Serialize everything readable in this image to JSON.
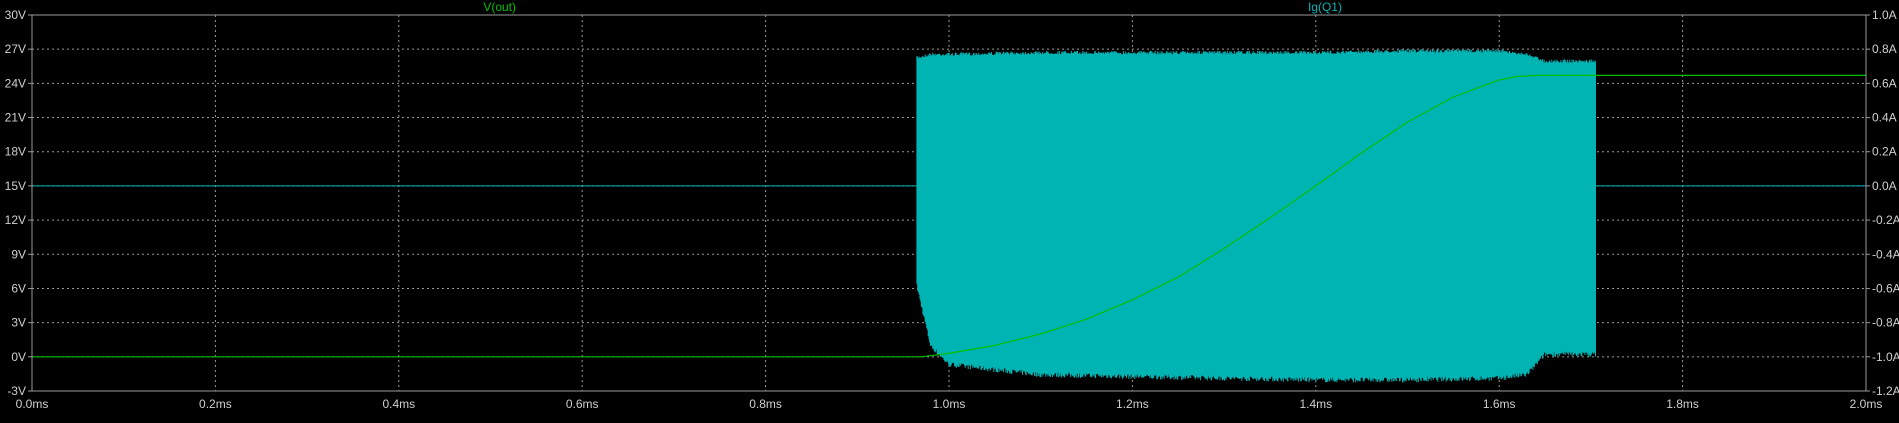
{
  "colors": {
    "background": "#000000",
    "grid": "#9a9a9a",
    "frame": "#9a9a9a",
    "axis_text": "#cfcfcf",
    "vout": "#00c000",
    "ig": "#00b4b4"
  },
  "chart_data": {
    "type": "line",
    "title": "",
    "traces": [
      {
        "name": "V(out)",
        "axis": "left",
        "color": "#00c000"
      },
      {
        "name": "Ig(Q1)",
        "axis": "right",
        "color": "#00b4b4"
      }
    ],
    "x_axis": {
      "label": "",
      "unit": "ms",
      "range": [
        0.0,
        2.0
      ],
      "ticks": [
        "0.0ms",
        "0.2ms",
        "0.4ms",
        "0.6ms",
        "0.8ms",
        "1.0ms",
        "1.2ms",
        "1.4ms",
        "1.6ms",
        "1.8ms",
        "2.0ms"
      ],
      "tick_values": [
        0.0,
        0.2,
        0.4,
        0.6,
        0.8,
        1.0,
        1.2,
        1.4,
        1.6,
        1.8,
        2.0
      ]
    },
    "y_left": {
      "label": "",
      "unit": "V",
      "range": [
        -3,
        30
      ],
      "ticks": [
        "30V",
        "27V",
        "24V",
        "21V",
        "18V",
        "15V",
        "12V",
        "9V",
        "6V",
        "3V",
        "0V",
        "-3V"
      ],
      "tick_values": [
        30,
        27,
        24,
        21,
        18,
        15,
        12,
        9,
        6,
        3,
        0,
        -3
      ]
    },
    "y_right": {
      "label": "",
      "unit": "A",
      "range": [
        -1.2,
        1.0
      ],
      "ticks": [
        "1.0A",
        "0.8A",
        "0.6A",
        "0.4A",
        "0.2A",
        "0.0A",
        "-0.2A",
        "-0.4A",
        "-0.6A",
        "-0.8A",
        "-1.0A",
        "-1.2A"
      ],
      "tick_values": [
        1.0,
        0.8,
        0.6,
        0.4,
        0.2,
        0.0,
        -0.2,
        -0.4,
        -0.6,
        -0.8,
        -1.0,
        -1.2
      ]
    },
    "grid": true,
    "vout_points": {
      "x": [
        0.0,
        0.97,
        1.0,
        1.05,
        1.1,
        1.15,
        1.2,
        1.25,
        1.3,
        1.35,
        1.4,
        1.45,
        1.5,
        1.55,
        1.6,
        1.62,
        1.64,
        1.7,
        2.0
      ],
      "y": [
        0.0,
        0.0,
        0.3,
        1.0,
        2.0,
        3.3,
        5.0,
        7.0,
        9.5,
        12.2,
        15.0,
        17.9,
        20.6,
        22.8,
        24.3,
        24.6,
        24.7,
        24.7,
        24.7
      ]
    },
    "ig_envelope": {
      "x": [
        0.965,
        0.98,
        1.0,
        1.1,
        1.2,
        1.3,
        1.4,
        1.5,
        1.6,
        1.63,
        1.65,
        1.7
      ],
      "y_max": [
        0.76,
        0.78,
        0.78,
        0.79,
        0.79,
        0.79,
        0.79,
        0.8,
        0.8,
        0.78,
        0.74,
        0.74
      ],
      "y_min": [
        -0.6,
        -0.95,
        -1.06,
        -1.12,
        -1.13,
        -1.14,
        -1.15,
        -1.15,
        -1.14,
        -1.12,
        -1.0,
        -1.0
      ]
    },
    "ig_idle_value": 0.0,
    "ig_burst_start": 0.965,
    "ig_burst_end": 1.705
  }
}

##############################

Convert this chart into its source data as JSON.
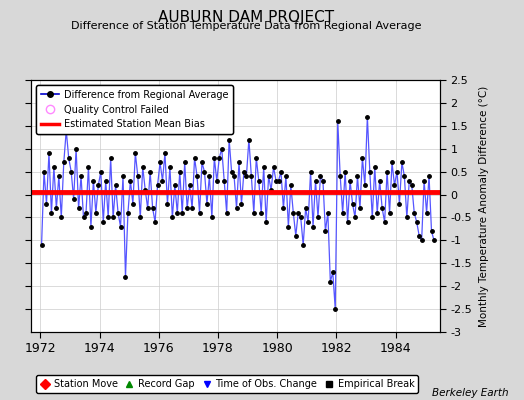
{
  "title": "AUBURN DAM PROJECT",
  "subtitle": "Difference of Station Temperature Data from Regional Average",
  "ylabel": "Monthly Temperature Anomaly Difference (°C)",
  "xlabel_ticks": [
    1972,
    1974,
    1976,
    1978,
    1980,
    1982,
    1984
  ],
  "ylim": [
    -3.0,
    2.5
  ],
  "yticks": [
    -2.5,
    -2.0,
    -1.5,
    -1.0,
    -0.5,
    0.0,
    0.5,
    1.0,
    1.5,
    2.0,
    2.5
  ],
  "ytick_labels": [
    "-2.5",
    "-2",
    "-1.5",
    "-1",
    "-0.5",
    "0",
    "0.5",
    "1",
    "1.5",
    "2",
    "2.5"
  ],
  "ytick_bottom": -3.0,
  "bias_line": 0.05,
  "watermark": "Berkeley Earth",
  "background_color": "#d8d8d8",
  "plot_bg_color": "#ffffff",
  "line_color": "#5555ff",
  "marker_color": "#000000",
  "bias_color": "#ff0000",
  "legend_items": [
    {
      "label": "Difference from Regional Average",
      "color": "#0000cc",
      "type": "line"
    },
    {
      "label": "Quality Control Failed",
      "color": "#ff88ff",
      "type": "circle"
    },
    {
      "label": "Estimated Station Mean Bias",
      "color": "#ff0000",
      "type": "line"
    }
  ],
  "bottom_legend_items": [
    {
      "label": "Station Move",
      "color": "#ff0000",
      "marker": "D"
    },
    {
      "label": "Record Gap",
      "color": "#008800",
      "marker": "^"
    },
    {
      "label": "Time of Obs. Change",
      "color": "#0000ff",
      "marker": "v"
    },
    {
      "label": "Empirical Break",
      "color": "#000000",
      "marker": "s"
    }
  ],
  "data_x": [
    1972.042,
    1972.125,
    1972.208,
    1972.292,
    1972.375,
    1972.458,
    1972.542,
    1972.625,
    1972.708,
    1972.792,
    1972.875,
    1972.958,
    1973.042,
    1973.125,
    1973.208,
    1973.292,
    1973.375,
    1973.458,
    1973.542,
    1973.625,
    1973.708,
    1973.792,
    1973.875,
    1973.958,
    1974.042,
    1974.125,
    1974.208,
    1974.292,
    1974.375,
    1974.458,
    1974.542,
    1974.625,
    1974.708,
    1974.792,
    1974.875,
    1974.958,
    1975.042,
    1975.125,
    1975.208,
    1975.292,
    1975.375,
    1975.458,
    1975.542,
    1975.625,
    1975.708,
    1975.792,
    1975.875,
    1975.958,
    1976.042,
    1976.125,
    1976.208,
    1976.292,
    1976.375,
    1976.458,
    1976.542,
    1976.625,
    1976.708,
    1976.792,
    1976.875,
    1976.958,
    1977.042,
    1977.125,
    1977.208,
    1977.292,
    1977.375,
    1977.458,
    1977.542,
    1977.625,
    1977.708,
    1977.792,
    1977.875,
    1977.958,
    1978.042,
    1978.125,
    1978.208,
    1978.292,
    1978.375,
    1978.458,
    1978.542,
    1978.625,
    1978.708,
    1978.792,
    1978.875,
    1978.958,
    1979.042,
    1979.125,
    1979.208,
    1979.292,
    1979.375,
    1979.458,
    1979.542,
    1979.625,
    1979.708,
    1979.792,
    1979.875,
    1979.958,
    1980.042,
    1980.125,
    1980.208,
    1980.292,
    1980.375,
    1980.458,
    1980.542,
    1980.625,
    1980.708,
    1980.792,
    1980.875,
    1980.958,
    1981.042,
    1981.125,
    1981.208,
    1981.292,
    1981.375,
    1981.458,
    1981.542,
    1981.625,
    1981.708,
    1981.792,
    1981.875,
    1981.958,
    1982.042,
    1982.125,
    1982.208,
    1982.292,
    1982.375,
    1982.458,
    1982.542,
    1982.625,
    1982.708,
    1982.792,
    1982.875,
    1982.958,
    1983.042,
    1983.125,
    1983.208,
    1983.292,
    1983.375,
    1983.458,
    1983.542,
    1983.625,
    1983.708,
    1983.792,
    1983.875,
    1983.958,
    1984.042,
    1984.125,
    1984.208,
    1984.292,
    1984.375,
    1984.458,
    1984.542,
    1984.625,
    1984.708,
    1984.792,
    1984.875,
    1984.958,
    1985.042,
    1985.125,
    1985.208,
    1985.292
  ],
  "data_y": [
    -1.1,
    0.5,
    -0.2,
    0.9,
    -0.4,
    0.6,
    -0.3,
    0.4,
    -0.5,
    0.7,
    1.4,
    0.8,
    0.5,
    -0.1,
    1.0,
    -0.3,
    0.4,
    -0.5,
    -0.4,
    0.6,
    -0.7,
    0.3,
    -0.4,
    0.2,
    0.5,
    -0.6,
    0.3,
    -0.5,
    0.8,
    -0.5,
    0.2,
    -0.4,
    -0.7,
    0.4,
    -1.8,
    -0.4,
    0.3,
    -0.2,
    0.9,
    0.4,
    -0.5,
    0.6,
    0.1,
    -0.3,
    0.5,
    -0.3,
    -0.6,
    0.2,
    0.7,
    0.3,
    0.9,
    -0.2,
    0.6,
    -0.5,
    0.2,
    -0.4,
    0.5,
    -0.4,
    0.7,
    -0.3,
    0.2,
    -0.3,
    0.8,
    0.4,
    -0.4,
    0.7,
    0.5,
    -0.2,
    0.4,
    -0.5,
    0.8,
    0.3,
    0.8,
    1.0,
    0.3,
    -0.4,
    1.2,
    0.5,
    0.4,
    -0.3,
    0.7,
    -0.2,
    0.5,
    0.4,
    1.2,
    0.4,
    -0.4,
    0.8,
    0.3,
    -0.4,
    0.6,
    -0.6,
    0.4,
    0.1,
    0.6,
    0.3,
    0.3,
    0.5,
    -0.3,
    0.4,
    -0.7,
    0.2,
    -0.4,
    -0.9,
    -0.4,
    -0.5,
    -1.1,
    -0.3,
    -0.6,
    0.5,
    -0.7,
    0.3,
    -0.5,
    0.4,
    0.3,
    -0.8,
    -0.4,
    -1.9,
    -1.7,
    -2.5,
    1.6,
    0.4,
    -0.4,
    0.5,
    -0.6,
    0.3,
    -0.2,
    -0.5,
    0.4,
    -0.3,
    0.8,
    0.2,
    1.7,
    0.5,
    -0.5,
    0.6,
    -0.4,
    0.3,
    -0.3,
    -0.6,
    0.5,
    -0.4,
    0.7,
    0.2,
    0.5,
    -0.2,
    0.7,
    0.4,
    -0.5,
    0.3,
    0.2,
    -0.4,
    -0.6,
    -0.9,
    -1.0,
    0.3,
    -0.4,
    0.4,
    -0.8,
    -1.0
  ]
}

##############################

#### GIVEN PROBLEM
Copy out every line in the entries above that holds "from".

#### SOLUTION TO THIS EXERCISE
  "subtitle": "Difference of Station Temperature Data from Regional Average",
      "label": "Difference from Regional Average",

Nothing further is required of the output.